Task inputs:
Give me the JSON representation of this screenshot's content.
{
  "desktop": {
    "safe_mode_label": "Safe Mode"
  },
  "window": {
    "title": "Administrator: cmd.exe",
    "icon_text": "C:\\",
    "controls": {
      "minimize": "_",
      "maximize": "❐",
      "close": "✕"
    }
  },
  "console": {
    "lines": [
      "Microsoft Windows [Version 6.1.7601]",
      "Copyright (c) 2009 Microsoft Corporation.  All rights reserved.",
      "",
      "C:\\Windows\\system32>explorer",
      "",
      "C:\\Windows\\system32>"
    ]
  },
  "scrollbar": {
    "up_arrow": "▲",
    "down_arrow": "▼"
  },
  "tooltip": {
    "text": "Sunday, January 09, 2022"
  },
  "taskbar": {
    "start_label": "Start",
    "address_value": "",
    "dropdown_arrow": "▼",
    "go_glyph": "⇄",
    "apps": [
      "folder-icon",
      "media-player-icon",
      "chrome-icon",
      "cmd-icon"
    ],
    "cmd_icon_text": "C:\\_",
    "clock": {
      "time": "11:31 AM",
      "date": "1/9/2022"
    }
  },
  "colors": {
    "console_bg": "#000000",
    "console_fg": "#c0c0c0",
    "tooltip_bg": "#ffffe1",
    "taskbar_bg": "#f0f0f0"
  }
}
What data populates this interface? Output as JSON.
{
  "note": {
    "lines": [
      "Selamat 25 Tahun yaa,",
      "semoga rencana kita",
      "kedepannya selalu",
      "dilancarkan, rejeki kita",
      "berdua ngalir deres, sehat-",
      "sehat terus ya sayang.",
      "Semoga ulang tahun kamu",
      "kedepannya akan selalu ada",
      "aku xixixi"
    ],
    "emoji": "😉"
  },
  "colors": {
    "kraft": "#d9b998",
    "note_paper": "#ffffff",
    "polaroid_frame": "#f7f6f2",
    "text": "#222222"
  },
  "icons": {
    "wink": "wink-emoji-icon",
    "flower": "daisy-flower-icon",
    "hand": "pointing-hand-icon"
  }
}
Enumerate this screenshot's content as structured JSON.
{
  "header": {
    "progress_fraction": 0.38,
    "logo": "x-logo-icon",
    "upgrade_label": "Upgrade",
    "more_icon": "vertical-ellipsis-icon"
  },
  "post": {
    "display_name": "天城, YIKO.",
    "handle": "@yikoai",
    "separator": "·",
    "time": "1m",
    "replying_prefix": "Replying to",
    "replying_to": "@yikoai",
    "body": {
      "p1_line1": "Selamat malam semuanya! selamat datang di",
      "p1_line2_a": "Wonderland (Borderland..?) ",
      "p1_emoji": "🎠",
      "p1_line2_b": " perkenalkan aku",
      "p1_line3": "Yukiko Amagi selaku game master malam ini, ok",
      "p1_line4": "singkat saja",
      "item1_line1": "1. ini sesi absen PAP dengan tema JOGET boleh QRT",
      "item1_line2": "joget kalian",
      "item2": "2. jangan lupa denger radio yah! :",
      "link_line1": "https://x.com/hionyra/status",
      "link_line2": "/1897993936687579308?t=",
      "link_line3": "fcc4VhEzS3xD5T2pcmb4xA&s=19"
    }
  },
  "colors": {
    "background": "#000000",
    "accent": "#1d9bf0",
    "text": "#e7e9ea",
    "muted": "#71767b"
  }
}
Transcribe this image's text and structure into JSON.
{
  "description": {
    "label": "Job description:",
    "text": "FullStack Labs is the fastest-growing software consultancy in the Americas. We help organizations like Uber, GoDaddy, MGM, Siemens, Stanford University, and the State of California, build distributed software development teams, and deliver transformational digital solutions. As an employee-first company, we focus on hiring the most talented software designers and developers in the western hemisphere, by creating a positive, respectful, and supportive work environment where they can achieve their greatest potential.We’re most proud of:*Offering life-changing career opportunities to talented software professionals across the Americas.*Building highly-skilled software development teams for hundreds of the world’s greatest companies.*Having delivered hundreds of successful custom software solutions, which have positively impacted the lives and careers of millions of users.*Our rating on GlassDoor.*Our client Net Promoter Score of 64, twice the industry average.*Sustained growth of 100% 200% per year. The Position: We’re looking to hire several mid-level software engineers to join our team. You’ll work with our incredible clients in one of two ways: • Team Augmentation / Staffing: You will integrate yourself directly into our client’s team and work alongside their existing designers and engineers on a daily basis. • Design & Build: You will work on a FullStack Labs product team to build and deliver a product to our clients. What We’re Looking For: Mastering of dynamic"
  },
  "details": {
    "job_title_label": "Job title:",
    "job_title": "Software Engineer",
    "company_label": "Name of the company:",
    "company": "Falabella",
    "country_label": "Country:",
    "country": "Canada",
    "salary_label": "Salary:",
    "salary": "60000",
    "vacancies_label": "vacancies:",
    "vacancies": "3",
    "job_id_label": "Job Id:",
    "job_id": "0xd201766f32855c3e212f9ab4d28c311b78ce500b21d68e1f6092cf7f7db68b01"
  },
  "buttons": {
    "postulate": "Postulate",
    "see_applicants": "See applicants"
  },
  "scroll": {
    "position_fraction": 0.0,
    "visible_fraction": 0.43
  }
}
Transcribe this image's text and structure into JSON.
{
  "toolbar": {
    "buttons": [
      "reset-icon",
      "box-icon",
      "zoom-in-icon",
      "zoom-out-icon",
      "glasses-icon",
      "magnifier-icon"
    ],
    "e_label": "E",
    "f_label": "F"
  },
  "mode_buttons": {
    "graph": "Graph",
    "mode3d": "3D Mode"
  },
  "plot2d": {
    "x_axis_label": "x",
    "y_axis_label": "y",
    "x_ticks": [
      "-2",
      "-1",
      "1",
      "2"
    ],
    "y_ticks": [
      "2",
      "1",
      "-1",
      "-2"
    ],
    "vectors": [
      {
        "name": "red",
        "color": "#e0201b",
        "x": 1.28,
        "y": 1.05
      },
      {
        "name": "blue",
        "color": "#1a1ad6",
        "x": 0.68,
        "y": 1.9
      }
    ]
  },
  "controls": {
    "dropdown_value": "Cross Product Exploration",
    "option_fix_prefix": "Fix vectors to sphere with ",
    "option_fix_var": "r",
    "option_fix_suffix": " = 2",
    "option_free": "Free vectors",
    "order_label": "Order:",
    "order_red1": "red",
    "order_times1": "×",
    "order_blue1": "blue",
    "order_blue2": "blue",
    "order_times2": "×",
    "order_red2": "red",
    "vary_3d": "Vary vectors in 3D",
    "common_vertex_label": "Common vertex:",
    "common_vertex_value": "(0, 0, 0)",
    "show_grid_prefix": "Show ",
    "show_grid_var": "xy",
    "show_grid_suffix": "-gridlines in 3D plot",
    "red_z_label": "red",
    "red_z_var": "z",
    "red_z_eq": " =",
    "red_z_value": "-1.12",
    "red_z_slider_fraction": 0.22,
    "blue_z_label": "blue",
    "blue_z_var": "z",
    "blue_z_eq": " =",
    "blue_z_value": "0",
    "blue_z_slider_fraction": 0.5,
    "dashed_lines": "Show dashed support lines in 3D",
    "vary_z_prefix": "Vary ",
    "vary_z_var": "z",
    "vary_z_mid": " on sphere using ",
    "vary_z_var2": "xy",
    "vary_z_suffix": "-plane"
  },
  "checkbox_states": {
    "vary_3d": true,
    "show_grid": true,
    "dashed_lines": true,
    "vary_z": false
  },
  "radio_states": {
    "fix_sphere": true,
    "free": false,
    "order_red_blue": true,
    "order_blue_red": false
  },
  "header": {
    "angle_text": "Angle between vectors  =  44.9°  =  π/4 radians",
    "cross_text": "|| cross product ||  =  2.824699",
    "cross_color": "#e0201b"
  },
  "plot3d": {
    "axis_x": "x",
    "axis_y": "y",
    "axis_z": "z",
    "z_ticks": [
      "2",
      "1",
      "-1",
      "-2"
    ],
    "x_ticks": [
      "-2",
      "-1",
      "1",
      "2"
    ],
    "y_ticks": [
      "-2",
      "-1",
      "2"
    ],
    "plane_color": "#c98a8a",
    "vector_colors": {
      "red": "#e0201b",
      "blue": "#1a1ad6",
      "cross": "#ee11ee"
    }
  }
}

The task:
Leave out every line without the string "malam" and copy the rest.

Reply to the task:
      "p1_line1": "Selamat malam semuanya! selamat datang di",
      "p1_line3": "Yukiko Amagi selaku game master malam ini, ok",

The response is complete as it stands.